» **Written task**
Extract the full set of records that follows, word for word.

-------------------------

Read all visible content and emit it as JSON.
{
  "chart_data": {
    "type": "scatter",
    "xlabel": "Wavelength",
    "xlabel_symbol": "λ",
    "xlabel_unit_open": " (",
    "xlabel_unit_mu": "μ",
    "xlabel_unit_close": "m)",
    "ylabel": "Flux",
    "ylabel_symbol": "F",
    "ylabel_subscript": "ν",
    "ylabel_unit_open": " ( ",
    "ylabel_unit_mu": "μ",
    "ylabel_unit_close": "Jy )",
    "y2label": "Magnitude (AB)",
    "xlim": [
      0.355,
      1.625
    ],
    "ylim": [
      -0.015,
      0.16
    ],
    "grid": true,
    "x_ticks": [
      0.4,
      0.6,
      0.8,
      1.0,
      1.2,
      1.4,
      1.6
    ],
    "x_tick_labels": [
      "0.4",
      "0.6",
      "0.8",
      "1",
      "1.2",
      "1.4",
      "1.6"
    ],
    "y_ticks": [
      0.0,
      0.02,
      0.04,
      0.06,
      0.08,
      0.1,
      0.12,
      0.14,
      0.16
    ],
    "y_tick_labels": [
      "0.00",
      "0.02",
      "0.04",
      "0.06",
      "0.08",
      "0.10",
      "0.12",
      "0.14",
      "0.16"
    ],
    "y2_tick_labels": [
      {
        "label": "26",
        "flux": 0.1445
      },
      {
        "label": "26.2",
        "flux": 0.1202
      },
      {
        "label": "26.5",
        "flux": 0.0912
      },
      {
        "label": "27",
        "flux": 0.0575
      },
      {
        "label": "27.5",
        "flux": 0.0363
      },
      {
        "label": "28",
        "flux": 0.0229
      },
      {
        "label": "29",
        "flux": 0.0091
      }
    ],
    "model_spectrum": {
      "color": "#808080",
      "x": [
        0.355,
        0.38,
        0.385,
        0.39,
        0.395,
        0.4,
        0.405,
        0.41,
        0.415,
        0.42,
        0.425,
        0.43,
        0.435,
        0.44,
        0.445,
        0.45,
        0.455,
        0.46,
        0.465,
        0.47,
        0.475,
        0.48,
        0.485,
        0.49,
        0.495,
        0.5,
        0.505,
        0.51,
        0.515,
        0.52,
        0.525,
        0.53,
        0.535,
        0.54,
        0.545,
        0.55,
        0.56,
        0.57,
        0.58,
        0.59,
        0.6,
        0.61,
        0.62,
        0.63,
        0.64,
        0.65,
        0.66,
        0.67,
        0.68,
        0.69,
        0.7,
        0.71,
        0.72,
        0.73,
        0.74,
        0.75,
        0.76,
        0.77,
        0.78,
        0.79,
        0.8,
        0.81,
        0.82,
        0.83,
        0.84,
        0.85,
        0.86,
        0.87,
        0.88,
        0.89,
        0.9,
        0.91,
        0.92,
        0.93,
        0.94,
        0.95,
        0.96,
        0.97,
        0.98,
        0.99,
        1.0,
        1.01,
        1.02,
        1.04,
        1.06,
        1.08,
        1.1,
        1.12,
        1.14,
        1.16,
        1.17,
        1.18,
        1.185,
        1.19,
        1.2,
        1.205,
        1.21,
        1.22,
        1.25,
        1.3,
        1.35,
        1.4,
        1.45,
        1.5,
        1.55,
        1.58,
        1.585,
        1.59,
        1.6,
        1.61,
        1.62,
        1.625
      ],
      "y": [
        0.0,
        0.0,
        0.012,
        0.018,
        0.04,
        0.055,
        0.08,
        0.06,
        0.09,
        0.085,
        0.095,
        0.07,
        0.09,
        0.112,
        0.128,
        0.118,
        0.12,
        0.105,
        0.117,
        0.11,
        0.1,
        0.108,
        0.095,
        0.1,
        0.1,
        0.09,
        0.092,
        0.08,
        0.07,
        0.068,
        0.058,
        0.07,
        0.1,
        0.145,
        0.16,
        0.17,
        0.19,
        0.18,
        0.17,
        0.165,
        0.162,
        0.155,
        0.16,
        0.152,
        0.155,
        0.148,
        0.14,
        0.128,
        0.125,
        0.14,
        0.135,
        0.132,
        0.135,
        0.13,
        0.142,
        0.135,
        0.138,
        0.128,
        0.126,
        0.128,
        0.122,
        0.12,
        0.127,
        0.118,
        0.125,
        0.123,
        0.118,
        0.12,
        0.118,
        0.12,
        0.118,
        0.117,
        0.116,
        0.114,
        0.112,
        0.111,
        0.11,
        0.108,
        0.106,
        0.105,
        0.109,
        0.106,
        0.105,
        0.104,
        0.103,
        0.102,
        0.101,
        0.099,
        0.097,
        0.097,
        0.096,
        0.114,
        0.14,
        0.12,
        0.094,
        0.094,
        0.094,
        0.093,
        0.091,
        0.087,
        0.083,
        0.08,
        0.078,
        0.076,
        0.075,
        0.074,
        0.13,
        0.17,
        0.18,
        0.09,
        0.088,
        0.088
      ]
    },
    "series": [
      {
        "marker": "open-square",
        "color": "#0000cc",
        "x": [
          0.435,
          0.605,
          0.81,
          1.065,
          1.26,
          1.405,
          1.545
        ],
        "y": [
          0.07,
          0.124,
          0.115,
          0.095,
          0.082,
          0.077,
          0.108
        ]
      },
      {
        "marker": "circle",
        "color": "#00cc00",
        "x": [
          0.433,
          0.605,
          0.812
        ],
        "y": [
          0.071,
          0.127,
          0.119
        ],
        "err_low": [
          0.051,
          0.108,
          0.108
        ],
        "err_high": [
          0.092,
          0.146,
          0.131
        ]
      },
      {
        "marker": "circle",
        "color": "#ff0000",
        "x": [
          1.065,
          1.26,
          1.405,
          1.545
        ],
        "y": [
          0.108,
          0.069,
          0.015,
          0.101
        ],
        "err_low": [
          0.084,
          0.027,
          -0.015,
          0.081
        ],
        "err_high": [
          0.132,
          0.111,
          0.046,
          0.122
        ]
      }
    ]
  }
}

-------------------------

» **Finished exercise**
Read all visible content and emit it as JSON.
{
  "chart_data": {
    "type": "scatter",
    "xlabel": "Wavelength",
    "xlabel_symbol": "λ",
    "xlabel_unit_open": " (",
    "xlabel_unit_mu": "μ",
    "xlabel_unit_close": "m)",
    "ylabel": "Flux",
    "ylabel_symbol": "F",
    "ylabel_subscript": "ν",
    "ylabel_unit_open": " ( ",
    "ylabel_unit_mu": "μ",
    "ylabel_unit_close": "Jy )",
    "y2label": "Magnitude (AB)",
    "xlim": [
      0.355,
      1.625
    ],
    "ylim": [
      -0.015,
      0.16
    ],
    "grid": true,
    "x_ticks": [
      0.4,
      0.6,
      0.8,
      1.0,
      1.2,
      1.4,
      1.6
    ],
    "x_tick_labels": [
      "0.4",
      "0.6",
      "0.8",
      "1",
      "1.2",
      "1.4",
      "1.6"
    ],
    "y_ticks": [
      0.0,
      0.02,
      0.04,
      0.06,
      0.08,
      0.1,
      0.12,
      0.14,
      0.16
    ],
    "y_tick_labels": [
      "0.00",
      "0.02",
      "0.04",
      "0.06",
      "0.08",
      "0.10",
      "0.12",
      "0.14",
      "0.16"
    ],
    "y2_tick_labels": [
      {
        "label": "26",
        "flux": 0.1445
      },
      {
        "label": "26.2",
        "flux": 0.1202
      },
      {
        "label": "26.5",
        "flux": 0.0912
      },
      {
        "label": "27",
        "flux": 0.0575
      },
      {
        "label": "27.5",
        "flux": 0.0363
      },
      {
        "label": "28",
        "flux": 0.0229
      },
      {
        "label": "29",
        "flux": 0.0091
      }
    ],
    "model_spectrum": {
      "color": "#808080",
      "x": [
        0.355,
        0.38,
        0.385,
        0.39,
        0.395,
        0.4,
        0.405,
        0.41,
        0.415,
        0.42,
        0.425,
        0.43,
        0.435,
        0.44,
        0.445,
        0.45,
        0.455,
        0.46,
        0.465,
        0.47,
        0.475,
        0.48,
        0.485,
        0.49,
        0.495,
        0.5,
        0.505,
        0.51,
        0.515,
        0.52,
        0.525,
        0.53,
        0.535,
        0.54,
        0.545,
        0.55,
        0.56,
        0.57,
        0.58,
        0.59,
        0.6,
        0.61,
        0.62,
        0.63,
        0.64,
        0.65,
        0.66,
        0.67,
        0.68,
        0.69,
        0.7,
        0.71,
        0.72,
        0.73,
        0.74,
        0.75,
        0.76,
        0.77,
        0.78,
        0.79,
        0.8,
        0.81,
        0.82,
        0.83,
        0.84,
        0.85,
        0.86,
        0.87,
        0.88,
        0.89,
        0.9,
        0.91,
        0.92,
        0.93,
        0.94,
        0.95,
        0.96,
        0.97,
        0.98,
        0.99,
        1.0,
        1.01,
        1.02,
        1.04,
        1.06,
        1.08,
        1.1,
        1.12,
        1.14,
        1.16,
        1.17,
        1.18,
        1.185,
        1.19,
        1.2,
        1.205,
        1.21,
        1.22,
        1.25,
        1.3,
        1.35,
        1.4,
        1.45,
        1.5,
        1.55,
        1.58,
        1.585,
        1.59,
        1.6,
        1.61,
        1.62,
        1.625
      ],
      "y": [
        0.0,
        0.0,
        0.012,
        0.018,
        0.04,
        0.055,
        0.08,
        0.06,
        0.09,
        0.085,
        0.095,
        0.07,
        0.09,
        0.112,
        0.128,
        0.118,
        0.12,
        0.105,
        0.117,
        0.11,
        0.1,
        0.108,
        0.095,
        0.1,
        0.1,
        0.09,
        0.092,
        0.08,
        0.07,
        0.068,
        0.058,
        0.07,
        0.1,
        0.145,
        0.16,
        0.17,
        0.19,
        0.18,
        0.17,
        0.165,
        0.162,
        0.155,
        0.16,
        0.152,
        0.155,
        0.148,
        0.14,
        0.128,
        0.125,
        0.14,
        0.135,
        0.132,
        0.135,
        0.13,
        0.142,
        0.135,
        0.138,
        0.128,
        0.126,
        0.128,
        0.122,
        0.12,
        0.127,
        0.118,
        0.125,
        0.123,
        0.118,
        0.12,
        0.118,
        0.12,
        0.118,
        0.117,
        0.116,
        0.114,
        0.112,
        0.111,
        0.11,
        0.108,
        0.106,
        0.105,
        0.109,
        0.106,
        0.105,
        0.104,
        0.103,
        0.102,
        0.101,
        0.099,
        0.097,
        0.097,
        0.096,
        0.114,
        0.14,
        0.12,
        0.094,
        0.094,
        0.094,
        0.093,
        0.091,
        0.087,
        0.083,
        0.08,
        0.078,
        0.076,
        0.075,
        0.074,
        0.13,
        0.17,
        0.18,
        0.09,
        0.088,
        0.088
      ]
    },
    "series": [
      {
        "marker": "open-square",
        "color": "#0000cc",
        "x": [
          0.435,
          0.605,
          0.81,
          1.065,
          1.26,
          1.405,
          1.545
        ],
        "y": [
          0.07,
          0.124,
          0.115,
          0.095,
          0.082,
          0.077,
          0.108
        ]
      },
      {
        "marker": "circle",
        "color": "#00cc00",
        "x": [
          0.433,
          0.605,
          0.812
        ],
        "y": [
          0.071,
          0.127,
          0.119
        ],
        "err_low": [
          0.051,
          0.108,
          0.108
        ],
        "err_high": [
          0.092,
          0.146,
          0.131
        ]
      },
      {
        "marker": "circle",
        "color": "#ff0000",
        "x": [
          1.065,
          1.26,
          1.405,
          1.545
        ],
        "y": [
          0.108,
          0.069,
          0.015,
          0.101
        ],
        "err_low": [
          0.084,
          0.027,
          -0.015,
          0.081
        ],
        "err_high": [
          0.132,
          0.111,
          0.046,
          0.122
        ]
      }
    ]
  }
}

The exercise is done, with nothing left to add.